* **INFORMATION SUPPLIED**:
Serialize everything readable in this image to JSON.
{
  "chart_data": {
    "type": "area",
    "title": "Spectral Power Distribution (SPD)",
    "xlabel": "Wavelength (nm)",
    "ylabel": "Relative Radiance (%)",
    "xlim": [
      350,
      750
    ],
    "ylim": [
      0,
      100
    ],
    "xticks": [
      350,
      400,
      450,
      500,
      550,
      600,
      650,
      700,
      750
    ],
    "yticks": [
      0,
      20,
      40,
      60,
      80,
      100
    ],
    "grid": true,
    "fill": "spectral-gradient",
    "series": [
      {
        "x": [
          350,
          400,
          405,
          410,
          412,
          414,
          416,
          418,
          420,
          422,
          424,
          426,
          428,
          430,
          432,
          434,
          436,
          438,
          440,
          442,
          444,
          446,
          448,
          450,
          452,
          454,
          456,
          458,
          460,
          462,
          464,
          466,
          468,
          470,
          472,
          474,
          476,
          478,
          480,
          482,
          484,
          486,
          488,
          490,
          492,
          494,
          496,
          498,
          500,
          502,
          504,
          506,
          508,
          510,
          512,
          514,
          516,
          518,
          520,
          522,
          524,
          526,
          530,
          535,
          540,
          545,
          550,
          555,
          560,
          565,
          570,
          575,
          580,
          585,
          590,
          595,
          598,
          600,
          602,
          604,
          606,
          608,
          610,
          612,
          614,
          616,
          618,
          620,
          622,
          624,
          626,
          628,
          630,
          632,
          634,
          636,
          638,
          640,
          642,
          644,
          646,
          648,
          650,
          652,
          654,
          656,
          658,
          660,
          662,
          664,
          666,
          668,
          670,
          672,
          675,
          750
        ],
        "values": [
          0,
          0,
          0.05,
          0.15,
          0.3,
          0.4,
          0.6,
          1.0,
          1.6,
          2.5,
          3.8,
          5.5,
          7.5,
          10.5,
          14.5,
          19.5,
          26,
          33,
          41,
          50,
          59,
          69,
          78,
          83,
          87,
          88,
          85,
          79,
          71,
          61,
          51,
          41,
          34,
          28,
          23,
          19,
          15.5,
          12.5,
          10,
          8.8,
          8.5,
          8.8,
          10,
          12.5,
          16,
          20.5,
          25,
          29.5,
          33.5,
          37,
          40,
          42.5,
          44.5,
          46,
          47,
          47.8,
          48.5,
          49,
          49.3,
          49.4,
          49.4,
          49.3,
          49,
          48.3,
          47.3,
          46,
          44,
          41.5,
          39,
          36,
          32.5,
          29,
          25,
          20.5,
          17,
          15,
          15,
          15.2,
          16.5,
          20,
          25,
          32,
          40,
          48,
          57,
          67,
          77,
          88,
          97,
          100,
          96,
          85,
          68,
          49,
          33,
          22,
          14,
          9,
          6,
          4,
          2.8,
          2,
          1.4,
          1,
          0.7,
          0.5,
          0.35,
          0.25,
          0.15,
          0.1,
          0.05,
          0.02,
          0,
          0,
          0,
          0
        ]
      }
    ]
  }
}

* **EXERCISE REQUIREMENTS**:
Set down all of the data above, word for word.

* **SOLUTION**:
Serialize everything readable in this image to JSON.
{
  "chart_data": {
    "type": "area",
    "title": "Spectral Power Distribution (SPD)",
    "xlabel": "Wavelength (nm)",
    "ylabel": "Relative Radiance (%)",
    "xlim": [
      350,
      750
    ],
    "ylim": [
      0,
      100
    ],
    "xticks": [
      350,
      400,
      450,
      500,
      550,
      600,
      650,
      700,
      750
    ],
    "yticks": [
      0,
      20,
      40,
      60,
      80,
      100
    ],
    "grid": true,
    "fill": "spectral-gradient",
    "series": [
      {
        "x": [
          350,
          400,
          405,
          410,
          412,
          414,
          416,
          418,
          420,
          422,
          424,
          426,
          428,
          430,
          432,
          434,
          436,
          438,
          440,
          442,
          444,
          446,
          448,
          450,
          452,
          454,
          456,
          458,
          460,
          462,
          464,
          466,
          468,
          470,
          472,
          474,
          476,
          478,
          480,
          482,
          484,
          486,
          488,
          490,
          492,
          494,
          496,
          498,
          500,
          502,
          504,
          506,
          508,
          510,
          512,
          514,
          516,
          518,
          520,
          522,
          524,
          526,
          530,
          535,
          540,
          545,
          550,
          555,
          560,
          565,
          570,
          575,
          580,
          585,
          590,
          595,
          598,
          600,
          602,
          604,
          606,
          608,
          610,
          612,
          614,
          616,
          618,
          620,
          622,
          624,
          626,
          628,
          630,
          632,
          634,
          636,
          638,
          640,
          642,
          644,
          646,
          648,
          650,
          652,
          654,
          656,
          658,
          660,
          662,
          664,
          666,
          668,
          670,
          672,
          675,
          750
        ],
        "values": [
          0,
          0,
          0.05,
          0.15,
          0.3,
          0.4,
          0.6,
          1.0,
          1.6,
          2.5,
          3.8,
          5.5,
          7.5,
          10.5,
          14.5,
          19.5,
          26,
          33,
          41,
          50,
          59,
          69,
          78,
          83,
          87,
          88,
          85,
          79,
          71,
          61,
          51,
          41,
          34,
          28,
          23,
          19,
          15.5,
          12.5,
          10,
          8.8,
          8.5,
          8.8,
          10,
          12.5,
          16,
          20.5,
          25,
          29.5,
          33.5,
          37,
          40,
          42.5,
          44.5,
          46,
          47,
          47.8,
          48.5,
          49,
          49.3,
          49.4,
          49.4,
          49.3,
          49,
          48.3,
          47.3,
          46,
          44,
          41.5,
          39,
          36,
          32.5,
          29,
          25,
          20.5,
          17,
          15,
          15,
          15.2,
          16.5,
          20,
          25,
          32,
          40,
          48,
          57,
          67,
          77,
          88,
          97,
          100,
          96,
          85,
          68,
          49,
          33,
          22,
          14,
          9,
          6,
          4,
          2.8,
          2,
          1.4,
          1,
          0.7,
          0.5,
          0.35,
          0.25,
          0.15,
          0.1,
          0.05,
          0.02,
          0,
          0,
          0,
          0
        ]
      }
    ]
  }
}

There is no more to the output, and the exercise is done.